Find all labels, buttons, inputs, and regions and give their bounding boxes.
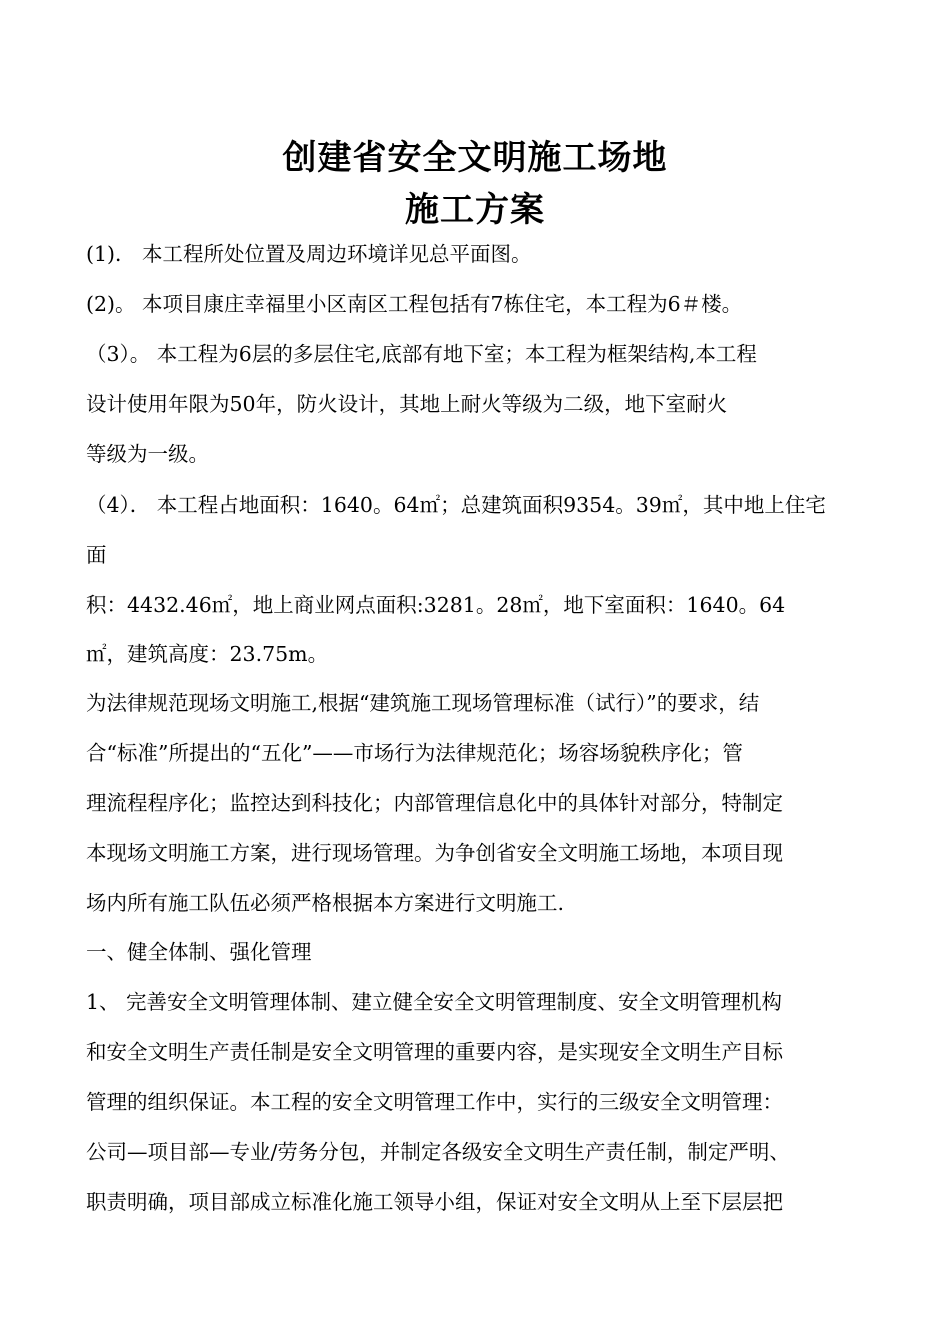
paragraph-line: 设计使用年限为50年，防火设计，其地上耐火等级为二级，地下室耐火 — [86, 392, 728, 416]
paragraph-line: 和安全文明生产责任制是安全文明管理的重要内容，是实现安全文明生产目标 — [86, 1040, 783, 1064]
paragraph-line: 管理的组织保证。本工程的安全文明管理工作中，实行的三级安全文明管理： — [86, 1090, 783, 1114]
paragraph-line: 等级为一级。 — [86, 442, 209, 466]
paragraph-line: （4）． 本工程占地面积：1640。64㎡；总建筑面积9354。39㎡，其中地上住宅 — [86, 493, 826, 517]
paragraph-line: 面 — [86, 543, 107, 567]
paragraph-line: 合“标准”所提出的“五化”——市场行为法律规范化；场容场貌秩序化；管 — [86, 741, 743, 765]
paragraph-line: 理流程程序化；监控达到科技化；内部管理信息化中的具体针对部分，特制定 — [86, 791, 783, 815]
section-heading: 一、健全体制、强化管理 — [86, 940, 312, 964]
paragraph-line: (2)。 本项目康庄幸福里小区南区工程包括有7栋住宅，本工程为6＃楼。 — [86, 292, 743, 316]
document-title-line-2: 施工方案 — [405, 190, 545, 230]
paragraph-line: （3）。 本工程为6层的多层住宅,底部有地下室；本工程为框架结构,本工程 — [86, 342, 757, 366]
paragraph-line: (1)． 本工程所处位置及周边环境详见总平面图。 — [86, 242, 532, 266]
paragraph-line: 1、 完善安全文明管理体制、建立健全安全文明管理制度、安全文明管理机构 — [86, 990, 783, 1014]
paragraph-line: 职责明确，项目部成立标准化施工领导小组，保证对安全文明从上至下层层把 — [86, 1190, 783, 1214]
paragraph-line: 公司—项目部—专业/劳务分包，并制定各级安全文明生产责任制，制定严明、 — [86, 1140, 790, 1164]
document-title-line-1: 创建省安全文明施工场地 — [282, 138, 668, 178]
paragraph-line: 积：4432.46㎡，地上商业网点面积:3281。28㎡，地下室面积：1640。64 — [86, 593, 786, 617]
paragraph-line: ㎡，建筑高度：23.75m。 — [86, 642, 329, 666]
paragraph-line: 本现场文明施工方案，进行现场管理。为争创省安全文明施工场地，本项目现 — [86, 841, 783, 865]
paragraph-line: 为法律规范现场文明施工,根据“建筑施工现场管理标准（试行）”的要求，结 — [86, 691, 760, 715]
paragraph-line: 场内所有施工队伍必须严格根据本方案进行文明施工. — [86, 891, 565, 915]
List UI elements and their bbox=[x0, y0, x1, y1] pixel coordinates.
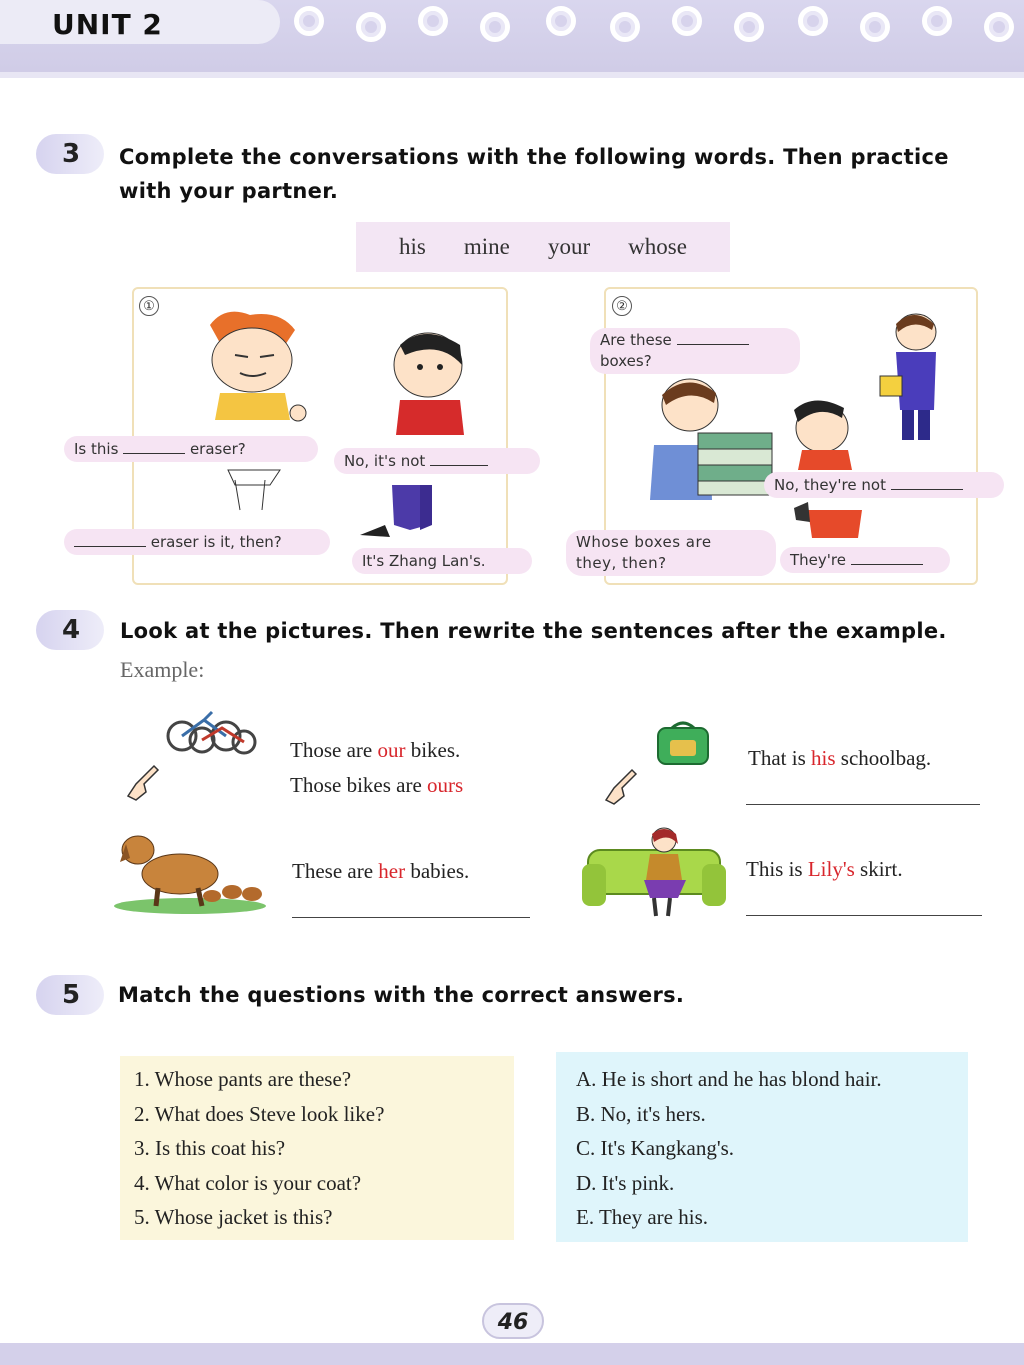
..........
Written request – Copy out the lines in the data above, starting with the line containing "paragraph-line: 设计使用年限为50年，防火设计，其地上耐火等级为二级，地下室耐火 —" and continuing through the line containing "paragraph-line: 等级为一级。 — [86, 442, 209, 466]", both included, reproducing each one character for character.

Written reply –
paragraph-line: 设计使用年限为50年，防火设计，其地上耐火等级为二级，地下室耐火 — [86, 392, 728, 416]
paragraph-line: 和安全文明生产责任制是安全文明管理的重要内容，是实现安全文明生产目标 — [86, 1040, 783, 1064]
paragraph-line: 管理的组织保证。本工程的安全文明管理工作中，实行的三级安全文明管理： — [86, 1090, 783, 1114]
paragraph-line: 等级为一级。 — [86, 442, 209, 466]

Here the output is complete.